*Task prompt*
Lines that hold the string "Milwaukee" are to be counted; give only their number.

*Dataset rows*
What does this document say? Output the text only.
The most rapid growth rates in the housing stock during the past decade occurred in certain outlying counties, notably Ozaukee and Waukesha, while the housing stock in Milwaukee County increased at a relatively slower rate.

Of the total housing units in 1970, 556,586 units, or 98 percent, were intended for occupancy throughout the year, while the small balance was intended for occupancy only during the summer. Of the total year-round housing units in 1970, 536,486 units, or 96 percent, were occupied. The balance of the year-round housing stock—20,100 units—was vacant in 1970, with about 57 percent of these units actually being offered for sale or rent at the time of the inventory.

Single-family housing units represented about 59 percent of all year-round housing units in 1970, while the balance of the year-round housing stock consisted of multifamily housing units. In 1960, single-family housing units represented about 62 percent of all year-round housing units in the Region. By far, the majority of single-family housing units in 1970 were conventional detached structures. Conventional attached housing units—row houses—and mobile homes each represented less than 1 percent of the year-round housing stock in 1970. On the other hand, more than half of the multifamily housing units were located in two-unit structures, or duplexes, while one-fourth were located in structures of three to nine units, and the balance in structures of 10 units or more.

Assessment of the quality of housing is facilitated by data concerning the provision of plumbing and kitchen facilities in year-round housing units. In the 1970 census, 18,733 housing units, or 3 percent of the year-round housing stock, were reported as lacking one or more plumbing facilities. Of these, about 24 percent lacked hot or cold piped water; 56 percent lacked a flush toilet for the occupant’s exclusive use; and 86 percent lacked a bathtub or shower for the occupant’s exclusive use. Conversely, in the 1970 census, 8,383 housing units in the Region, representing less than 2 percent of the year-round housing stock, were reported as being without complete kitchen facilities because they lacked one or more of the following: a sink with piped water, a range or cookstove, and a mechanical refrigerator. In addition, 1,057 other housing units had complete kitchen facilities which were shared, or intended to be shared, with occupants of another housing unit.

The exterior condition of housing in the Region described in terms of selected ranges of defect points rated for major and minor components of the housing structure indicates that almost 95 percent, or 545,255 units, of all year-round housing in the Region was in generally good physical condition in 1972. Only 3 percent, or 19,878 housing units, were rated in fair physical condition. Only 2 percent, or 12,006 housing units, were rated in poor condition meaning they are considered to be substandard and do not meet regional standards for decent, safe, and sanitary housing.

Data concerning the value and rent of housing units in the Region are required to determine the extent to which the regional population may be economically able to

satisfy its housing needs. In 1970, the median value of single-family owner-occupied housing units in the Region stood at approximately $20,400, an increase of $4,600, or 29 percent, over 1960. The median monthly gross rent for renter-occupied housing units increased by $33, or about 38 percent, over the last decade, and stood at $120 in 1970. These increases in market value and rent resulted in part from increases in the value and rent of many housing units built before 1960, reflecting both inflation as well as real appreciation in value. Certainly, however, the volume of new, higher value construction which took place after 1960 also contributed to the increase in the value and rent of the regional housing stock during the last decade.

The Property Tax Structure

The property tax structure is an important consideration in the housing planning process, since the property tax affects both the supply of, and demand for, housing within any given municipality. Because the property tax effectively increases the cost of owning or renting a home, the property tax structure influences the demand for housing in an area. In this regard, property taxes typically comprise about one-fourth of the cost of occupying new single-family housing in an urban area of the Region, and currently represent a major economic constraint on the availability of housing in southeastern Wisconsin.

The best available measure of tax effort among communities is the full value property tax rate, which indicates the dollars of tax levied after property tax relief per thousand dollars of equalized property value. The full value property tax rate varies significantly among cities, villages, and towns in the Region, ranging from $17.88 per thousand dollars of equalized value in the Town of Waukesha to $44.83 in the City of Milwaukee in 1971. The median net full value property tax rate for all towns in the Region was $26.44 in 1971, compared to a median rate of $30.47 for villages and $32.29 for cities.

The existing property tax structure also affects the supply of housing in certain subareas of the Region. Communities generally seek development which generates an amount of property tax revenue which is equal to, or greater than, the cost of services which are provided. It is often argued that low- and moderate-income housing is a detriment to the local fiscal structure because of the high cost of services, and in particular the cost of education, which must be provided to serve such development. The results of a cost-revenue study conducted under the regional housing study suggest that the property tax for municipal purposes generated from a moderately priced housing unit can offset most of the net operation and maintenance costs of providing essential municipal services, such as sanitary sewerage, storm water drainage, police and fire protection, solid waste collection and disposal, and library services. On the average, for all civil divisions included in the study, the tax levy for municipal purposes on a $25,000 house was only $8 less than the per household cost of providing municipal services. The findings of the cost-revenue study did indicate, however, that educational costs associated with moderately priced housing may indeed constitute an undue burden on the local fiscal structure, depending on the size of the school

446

*Exercise solution*
2